> Goal
Write down each entry again, exactly as it reads.

==== Material for this task

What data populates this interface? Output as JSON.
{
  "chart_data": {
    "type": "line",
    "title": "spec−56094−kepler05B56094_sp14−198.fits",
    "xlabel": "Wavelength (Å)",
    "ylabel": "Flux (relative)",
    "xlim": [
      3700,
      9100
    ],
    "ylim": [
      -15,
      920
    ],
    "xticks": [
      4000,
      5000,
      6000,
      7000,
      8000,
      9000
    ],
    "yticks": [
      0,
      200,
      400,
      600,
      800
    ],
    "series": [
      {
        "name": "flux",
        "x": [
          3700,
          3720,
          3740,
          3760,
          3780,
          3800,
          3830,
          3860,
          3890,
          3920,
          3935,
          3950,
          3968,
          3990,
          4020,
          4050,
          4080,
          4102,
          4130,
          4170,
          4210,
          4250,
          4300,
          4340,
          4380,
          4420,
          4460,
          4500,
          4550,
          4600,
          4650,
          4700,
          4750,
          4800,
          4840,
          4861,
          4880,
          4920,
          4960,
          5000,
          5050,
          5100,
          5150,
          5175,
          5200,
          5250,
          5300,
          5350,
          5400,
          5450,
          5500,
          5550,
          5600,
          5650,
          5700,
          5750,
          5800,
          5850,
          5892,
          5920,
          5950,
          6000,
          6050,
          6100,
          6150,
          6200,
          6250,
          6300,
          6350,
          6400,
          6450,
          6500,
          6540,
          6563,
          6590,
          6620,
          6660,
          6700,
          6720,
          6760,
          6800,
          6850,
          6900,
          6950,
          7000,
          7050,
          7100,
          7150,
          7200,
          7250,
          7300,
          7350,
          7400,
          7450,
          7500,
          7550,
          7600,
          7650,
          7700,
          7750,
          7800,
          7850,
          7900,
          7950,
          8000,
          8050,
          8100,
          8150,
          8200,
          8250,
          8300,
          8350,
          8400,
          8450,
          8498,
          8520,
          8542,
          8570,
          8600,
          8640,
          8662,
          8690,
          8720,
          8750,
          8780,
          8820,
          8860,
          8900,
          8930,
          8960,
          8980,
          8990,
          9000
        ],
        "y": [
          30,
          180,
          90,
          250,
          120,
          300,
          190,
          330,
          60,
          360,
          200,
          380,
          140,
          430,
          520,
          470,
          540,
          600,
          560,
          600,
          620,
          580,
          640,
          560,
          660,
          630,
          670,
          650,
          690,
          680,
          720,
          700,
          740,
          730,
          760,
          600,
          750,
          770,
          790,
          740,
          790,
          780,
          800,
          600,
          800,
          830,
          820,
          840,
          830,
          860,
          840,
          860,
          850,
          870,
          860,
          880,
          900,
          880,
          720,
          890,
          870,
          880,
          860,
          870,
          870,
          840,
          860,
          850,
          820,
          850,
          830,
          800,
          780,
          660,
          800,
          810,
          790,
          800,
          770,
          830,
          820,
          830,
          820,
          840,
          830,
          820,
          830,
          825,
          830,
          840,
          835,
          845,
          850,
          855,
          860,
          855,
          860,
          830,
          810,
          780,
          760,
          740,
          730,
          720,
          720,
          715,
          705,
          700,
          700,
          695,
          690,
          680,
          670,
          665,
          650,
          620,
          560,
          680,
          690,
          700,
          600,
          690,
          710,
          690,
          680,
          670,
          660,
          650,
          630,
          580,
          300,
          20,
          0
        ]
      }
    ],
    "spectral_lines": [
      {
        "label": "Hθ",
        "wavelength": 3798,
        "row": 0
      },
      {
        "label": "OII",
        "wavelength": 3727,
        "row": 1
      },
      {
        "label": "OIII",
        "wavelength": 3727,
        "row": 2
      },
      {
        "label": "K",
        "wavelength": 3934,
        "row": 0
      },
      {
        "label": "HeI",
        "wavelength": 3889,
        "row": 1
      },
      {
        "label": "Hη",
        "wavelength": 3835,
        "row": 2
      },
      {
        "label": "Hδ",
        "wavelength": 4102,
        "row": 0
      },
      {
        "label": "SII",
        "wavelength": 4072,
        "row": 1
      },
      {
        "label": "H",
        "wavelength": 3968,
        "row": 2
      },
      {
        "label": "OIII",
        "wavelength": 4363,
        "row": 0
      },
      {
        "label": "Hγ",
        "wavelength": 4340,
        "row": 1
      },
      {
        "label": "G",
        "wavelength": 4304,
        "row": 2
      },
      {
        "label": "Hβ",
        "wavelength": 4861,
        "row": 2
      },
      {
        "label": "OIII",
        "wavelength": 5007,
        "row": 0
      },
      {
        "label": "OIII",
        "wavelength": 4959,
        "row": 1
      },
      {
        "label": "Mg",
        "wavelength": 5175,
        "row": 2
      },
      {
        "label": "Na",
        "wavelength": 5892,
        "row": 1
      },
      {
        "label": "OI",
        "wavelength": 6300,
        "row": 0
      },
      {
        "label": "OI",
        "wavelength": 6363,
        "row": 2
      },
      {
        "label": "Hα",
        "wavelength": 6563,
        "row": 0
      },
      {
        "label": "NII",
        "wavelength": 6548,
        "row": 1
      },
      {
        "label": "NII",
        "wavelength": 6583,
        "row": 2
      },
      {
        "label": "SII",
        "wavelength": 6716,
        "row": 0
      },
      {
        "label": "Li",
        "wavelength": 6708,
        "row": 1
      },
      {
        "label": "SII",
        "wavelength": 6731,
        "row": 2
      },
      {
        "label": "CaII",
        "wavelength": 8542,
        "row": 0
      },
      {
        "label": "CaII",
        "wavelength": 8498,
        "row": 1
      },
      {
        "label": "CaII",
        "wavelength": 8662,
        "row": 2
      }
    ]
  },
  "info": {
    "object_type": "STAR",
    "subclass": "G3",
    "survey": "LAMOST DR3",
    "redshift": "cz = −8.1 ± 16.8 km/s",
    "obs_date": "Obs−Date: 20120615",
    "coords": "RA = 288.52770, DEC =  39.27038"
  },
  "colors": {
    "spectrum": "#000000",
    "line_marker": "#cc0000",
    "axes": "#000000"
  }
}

========

> Full output
What data populates this interface? Output as JSON.
{
  "chart_data": {
    "type": "line",
    "title": "spec−56094−kepler05B56094_sp14−198.fits",
    "xlabel": "Wavelength (Å)",
    "ylabel": "Flux (relative)",
    "xlim": [
      3700,
      9100
    ],
    "ylim": [
      -15,
      920
    ],
    "xticks": [
      4000,
      5000,
      6000,
      7000,
      8000,
      9000
    ],
    "yticks": [
      0,
      200,
      400,
      600,
      800
    ],
    "series": [
      {
        "name": "flux",
        "x": [
          3700,
          3720,
          3740,
          3760,
          3780,
          3800,
          3830,
          3860,
          3890,
          3920,
          3935,
          3950,
          3968,
          3990,
          4020,
          4050,
          4080,
          4102,
          4130,
          4170,
          4210,
          4250,
          4300,
          4340,
          4380,
          4420,
          4460,
          4500,
          4550,
          4600,
          4650,
          4700,
          4750,
          4800,
          4840,
          4861,
          4880,
          4920,
          4960,
          5000,
          5050,
          5100,
          5150,
          5175,
          5200,
          5250,
          5300,
          5350,
          5400,
          5450,
          5500,
          5550,
          5600,
          5650,
          5700,
          5750,
          5800,
          5850,
          5892,
          5920,
          5950,
          6000,
          6050,
          6100,
          6150,
          6200,
          6250,
          6300,
          6350,
          6400,
          6450,
          6500,
          6540,
          6563,
          6590,
          6620,
          6660,
          6700,
          6720,
          6760,
          6800,
          6850,
          6900,
          6950,
          7000,
          7050,
          7100,
          7150,
          7200,
          7250,
          7300,
          7350,
          7400,
          7450,
          7500,
          7550,
          7600,
          7650,
          7700,
          7750,
          7800,
          7850,
          7900,
          7950,
          8000,
          8050,
          8100,
          8150,
          8200,
          8250,
          8300,
          8350,
          8400,
          8450,
          8498,
          8520,
          8542,
          8570,
          8600,
          8640,
          8662,
          8690,
          8720,
          8750,
          8780,
          8820,
          8860,
          8900,
          8930,
          8960,
          8980,
          8990,
          9000
        ],
        "y": [
          30,
          180,
          90,
          250,
          120,
          300,
          190,
          330,
          60,
          360,
          200,
          380,
          140,
          430,
          520,
          470,
          540,
          600,
          560,
          600,
          620,
          580,
          640,
          560,
          660,
          630,
          670,
          650,
          690,
          680,
          720,
          700,
          740,
          730,
          760,
          600,
          750,
          770,
          790,
          740,
          790,
          780,
          800,
          600,
          800,
          830,
          820,
          840,
          830,
          860,
          840,
          860,
          850,
          870,
          860,
          880,
          900,
          880,
          720,
          890,
          870,
          880,
          860,
          870,
          870,
          840,
          860,
          850,
          820,
          850,
          830,
          800,
          780,
          660,
          800,
          810,
          790,
          800,
          770,
          830,
          820,
          830,
          820,
          840,
          830,
          820,
          830,
          825,
          830,
          840,
          835,
          845,
          850,
          855,
          860,
          855,
          860,
          830,
          810,
          780,
          760,
          740,
          730,
          720,
          720,
          715,
          705,
          700,
          700,
          695,
          690,
          680,
          670,
          665,
          650,
          620,
          560,
          680,
          690,
          700,
          600,
          690,
          710,
          690,
          680,
          670,
          660,
          650,
          630,
          580,
          300,
          20,
          0
        ]
      }
    ],
    "spectral_lines": [
      {
        "label": "Hθ",
        "wavelength": 3798,
        "row": 0
      },
      {
        "label": "OII",
        "wavelength": 3727,
        "row": 1
      },
      {
        "label": "OIII",
        "wavelength": 3727,
        "row": 2
      },
      {
        "label": "K",
        "wavelength": 3934,
        "row": 0
      },
      {
        "label": "HeI",
        "wavelength": 3889,
        "row": 1
      },
      {
        "label": "Hη",
        "wavelength": 3835,
        "row": 2
      },
      {
        "label": "Hδ",
        "wavelength": 4102,
        "row": 0
      },
      {
        "label": "SII",
        "wavelength": 4072,
        "row": 1
      },
      {
        "label": "H",
        "wavelength": 3968,
        "row": 2
      },
      {
        "label": "OIII",
        "wavelength": 4363,
        "row": 0
      },
      {
        "label": "Hγ",
        "wavelength": 4340,
        "row": 1
      },
      {
        "label": "G",
        "wavelength": 4304,
        "row": 2
      },
      {
        "label": "Hβ",
        "wavelength": 4861,
        "row": 2
      },
      {
        "label": "OIII",
        "wavelength": 5007,
        "row": 0
      },
      {
        "label": "OIII",
        "wavelength": 4959,
        "row": 1
      },
      {
        "label": "Mg",
        "wavelength": 5175,
        "row": 2
      },
      {
        "label": "Na",
        "wavelength": 5892,
        "row": 1
      },
      {
        "label": "OI",
        "wavelength": 6300,
        "row": 0
      },
      {
        "label": "OI",
        "wavelength": 6363,
        "row": 2
      },
      {
        "label": "Hα",
        "wavelength": 6563,
        "row": 0
      },
      {
        "label": "NII",
        "wavelength": 6548,
        "row": 1
      },
      {
        "label": "NII",
        "wavelength": 6583,
        "row": 2
      },
      {
        "label": "SII",
        "wavelength": 6716,
        "row": 0
      },
      {
        "label": "Li",
        "wavelength": 6708,
        "row": 1
      },
      {
        "label": "SII",
        "wavelength": 6731,
        "row": 2
      },
      {
        "label": "CaII",
        "wavelength": 8542,
        "row": 0
      },
      {
        "label": "CaII",
        "wavelength": 8498,
        "row": 1
      },
      {
        "label": "CaII",
        "wavelength": 8662,
        "row": 2
      }
    ]
  },
  "info": {
    "object_type": "STAR",
    "subclass": "G3",
    "survey": "LAMOST DR3",
    "redshift": "cz = −8.1 ± 16.8 km/s",
    "obs_date": "Obs−Date: 20120615",
    "coords": "RA = 288.52770, DEC =  39.27038"
  },
  "colors": {
    "spectrum": "#000000",
    "line_marker": "#cc0000",
    "axes": "#000000"
  }
}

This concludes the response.